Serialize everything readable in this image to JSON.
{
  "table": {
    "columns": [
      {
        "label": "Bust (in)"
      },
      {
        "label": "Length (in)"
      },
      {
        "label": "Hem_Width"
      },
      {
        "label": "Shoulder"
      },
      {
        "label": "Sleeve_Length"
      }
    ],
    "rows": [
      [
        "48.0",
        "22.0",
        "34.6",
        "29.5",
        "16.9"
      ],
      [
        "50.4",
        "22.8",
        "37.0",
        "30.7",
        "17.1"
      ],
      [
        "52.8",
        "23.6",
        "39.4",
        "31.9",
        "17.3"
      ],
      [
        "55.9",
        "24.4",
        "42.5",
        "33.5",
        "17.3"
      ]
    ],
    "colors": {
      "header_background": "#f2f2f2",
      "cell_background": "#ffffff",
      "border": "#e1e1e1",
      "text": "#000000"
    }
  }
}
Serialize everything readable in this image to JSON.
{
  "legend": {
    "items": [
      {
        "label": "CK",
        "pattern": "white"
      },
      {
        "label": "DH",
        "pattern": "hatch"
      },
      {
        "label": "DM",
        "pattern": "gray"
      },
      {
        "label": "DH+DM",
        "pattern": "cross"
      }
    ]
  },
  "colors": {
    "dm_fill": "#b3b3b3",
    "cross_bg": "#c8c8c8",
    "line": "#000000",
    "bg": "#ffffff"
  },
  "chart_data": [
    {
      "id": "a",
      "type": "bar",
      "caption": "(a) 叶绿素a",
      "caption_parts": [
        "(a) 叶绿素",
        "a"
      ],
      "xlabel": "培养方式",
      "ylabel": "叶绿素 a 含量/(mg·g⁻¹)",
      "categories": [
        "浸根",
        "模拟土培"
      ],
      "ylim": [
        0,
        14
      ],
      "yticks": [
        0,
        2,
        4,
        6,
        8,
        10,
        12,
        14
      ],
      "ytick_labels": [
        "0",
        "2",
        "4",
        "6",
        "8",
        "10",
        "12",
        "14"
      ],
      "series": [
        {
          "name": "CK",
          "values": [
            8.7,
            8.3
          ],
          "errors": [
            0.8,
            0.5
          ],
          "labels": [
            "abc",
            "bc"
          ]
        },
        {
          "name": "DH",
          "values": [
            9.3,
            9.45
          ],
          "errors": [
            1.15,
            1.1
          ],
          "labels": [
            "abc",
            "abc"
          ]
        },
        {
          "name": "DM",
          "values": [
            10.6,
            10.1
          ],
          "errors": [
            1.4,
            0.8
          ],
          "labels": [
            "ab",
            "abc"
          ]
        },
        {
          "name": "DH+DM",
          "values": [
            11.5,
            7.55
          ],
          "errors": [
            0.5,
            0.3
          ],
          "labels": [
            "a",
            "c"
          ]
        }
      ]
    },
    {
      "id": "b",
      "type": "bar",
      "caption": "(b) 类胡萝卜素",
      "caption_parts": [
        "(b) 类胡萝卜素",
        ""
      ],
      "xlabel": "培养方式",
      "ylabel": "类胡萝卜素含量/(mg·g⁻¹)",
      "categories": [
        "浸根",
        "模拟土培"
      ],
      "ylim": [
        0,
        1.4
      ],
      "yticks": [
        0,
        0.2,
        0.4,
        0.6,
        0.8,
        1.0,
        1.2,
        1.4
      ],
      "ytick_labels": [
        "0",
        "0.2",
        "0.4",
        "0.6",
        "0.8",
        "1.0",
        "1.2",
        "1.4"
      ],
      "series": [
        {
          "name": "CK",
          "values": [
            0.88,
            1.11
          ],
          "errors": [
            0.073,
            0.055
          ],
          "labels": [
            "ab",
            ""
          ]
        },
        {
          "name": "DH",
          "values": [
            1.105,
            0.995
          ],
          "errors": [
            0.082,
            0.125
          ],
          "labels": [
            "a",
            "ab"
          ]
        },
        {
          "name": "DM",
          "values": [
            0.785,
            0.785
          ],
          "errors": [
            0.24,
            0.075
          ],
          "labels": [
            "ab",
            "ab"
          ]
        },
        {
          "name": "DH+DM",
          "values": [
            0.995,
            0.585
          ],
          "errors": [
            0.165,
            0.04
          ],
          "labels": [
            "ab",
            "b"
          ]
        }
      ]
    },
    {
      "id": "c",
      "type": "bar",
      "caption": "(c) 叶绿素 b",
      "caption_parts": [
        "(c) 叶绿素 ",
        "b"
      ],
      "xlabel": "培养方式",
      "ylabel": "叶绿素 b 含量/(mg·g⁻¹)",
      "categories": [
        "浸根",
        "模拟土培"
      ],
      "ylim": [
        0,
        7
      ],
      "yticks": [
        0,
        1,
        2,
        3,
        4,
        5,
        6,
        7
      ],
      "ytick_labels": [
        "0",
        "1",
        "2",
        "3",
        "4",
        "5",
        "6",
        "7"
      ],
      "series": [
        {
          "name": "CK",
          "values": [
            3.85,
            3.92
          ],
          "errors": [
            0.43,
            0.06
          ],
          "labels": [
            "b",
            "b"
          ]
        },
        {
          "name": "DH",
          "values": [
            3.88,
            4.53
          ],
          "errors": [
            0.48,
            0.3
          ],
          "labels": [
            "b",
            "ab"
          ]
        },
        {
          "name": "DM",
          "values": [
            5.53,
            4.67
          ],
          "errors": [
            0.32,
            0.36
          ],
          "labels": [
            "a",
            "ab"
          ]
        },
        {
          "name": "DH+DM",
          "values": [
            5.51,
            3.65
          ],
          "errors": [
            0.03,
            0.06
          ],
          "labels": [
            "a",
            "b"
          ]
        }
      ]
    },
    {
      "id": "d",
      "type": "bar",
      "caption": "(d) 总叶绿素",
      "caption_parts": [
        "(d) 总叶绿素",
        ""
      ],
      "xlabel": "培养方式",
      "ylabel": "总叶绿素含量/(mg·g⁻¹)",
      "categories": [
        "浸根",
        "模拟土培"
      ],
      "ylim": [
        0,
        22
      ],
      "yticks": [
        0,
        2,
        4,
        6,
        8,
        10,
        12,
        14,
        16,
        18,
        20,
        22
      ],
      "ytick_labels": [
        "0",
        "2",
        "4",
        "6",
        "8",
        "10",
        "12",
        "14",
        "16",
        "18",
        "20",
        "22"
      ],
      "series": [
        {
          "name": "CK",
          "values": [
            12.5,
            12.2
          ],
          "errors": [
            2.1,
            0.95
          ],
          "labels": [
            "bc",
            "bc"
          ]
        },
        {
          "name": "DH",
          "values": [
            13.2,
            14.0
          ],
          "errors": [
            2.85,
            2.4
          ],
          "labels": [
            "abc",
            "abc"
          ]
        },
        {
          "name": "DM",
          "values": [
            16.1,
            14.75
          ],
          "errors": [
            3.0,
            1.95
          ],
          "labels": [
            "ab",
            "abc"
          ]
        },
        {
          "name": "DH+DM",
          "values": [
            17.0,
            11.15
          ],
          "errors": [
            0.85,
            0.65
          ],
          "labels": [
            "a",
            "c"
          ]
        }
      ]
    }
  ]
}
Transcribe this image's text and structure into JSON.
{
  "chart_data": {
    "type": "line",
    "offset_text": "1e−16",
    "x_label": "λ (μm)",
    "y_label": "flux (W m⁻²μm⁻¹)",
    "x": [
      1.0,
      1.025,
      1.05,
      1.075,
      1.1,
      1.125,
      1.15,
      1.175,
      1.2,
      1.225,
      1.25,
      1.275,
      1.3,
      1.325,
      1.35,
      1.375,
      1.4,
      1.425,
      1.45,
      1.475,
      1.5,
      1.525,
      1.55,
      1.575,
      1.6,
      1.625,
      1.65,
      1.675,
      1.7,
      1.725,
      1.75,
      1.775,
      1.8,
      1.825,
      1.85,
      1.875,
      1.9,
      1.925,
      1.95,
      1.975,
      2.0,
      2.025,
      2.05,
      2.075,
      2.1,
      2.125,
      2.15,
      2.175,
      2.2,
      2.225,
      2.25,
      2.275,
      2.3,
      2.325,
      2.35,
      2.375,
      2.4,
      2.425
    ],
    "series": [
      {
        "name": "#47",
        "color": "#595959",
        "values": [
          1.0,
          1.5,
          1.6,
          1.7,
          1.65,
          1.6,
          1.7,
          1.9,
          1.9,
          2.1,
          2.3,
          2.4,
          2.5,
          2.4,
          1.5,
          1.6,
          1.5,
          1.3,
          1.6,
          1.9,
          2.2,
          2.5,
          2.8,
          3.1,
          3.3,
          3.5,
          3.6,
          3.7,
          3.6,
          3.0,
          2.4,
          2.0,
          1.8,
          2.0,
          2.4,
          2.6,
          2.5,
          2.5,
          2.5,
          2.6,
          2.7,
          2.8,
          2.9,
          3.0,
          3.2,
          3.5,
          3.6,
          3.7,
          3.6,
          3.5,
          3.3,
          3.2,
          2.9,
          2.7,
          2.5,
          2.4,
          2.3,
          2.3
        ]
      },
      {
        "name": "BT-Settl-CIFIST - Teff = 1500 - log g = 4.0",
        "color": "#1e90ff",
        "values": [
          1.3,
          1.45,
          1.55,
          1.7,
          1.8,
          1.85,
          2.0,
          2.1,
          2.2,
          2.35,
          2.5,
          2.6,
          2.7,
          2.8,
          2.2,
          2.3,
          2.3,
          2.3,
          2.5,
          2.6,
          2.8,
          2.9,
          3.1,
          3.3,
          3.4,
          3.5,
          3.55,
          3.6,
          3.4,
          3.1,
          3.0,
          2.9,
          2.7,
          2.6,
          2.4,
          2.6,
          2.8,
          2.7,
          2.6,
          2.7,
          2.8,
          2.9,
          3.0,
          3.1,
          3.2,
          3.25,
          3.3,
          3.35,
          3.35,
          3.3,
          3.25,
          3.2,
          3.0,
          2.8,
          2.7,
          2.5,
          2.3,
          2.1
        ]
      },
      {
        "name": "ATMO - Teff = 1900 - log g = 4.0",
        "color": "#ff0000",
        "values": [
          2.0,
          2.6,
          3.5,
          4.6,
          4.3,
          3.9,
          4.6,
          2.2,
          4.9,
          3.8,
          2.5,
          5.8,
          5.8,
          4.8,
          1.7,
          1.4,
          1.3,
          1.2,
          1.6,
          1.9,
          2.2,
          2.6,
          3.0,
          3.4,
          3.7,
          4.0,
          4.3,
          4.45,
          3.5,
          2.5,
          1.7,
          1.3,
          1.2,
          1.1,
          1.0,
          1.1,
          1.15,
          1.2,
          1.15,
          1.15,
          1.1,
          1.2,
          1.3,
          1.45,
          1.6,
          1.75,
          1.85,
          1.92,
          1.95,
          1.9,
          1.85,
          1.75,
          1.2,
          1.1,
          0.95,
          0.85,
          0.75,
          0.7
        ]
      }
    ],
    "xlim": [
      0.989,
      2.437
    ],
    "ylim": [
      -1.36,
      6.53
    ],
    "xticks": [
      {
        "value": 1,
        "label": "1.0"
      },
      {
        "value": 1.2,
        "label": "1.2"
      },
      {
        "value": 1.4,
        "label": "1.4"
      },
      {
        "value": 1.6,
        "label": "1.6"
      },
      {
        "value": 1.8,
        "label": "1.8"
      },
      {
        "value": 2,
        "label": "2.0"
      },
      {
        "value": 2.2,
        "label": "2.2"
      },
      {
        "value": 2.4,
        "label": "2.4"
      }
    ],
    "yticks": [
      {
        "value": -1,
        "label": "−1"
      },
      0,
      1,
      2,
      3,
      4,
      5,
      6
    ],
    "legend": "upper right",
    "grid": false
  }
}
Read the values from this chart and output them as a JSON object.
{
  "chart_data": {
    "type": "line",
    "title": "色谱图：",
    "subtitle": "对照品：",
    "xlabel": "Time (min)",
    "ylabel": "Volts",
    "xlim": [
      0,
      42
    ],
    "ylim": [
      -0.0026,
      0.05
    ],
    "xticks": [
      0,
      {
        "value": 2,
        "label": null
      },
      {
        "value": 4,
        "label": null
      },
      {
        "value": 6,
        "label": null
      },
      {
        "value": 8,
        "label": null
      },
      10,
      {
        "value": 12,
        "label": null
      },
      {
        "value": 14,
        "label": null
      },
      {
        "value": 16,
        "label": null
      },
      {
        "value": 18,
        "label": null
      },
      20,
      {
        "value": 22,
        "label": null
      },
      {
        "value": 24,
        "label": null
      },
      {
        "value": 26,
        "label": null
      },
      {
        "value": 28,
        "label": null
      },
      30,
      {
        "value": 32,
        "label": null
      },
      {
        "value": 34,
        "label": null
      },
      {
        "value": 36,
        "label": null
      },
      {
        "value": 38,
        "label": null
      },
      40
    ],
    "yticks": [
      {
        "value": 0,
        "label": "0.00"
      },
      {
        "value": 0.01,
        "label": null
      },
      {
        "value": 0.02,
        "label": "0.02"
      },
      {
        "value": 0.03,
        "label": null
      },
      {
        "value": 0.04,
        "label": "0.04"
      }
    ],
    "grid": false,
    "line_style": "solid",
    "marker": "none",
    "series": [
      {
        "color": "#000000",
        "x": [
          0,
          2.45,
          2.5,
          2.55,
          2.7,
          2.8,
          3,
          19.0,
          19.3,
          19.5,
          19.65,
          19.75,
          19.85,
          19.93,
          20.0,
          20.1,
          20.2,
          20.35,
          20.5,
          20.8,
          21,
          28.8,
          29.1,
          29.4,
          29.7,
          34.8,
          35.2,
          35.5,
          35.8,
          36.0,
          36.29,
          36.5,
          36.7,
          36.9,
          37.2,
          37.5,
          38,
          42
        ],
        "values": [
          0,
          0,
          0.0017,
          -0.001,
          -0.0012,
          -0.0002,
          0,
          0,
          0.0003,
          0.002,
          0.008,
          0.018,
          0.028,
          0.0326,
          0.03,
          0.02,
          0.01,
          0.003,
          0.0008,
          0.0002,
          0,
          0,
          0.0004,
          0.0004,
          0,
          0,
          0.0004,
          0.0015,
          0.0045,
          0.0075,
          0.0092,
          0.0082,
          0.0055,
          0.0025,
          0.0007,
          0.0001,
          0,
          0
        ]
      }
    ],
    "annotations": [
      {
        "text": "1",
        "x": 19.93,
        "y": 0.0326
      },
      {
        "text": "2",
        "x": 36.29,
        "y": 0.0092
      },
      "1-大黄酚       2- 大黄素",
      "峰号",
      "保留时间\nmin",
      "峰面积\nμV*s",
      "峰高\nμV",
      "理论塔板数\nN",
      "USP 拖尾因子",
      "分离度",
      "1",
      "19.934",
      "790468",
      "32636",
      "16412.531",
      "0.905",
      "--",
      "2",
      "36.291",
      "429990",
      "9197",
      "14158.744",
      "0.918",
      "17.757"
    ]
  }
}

--- --- ---

WHAT YOU SHOULD DO
Filter the listing above for the string "ylabel" and copy every matching line.

FINAL RESULT
      "ylabel": "叶绿素 a 含量/(mg·g⁻¹)",
      "ylabel": "类胡萝卜素含量/(mg·g⁻¹)",
      "ylabel": "叶绿素 b 含量/(mg·g⁻¹)",
      "ylabel": "总叶绿素含量/(mg·g⁻¹)",
    "ylabel": "Volts",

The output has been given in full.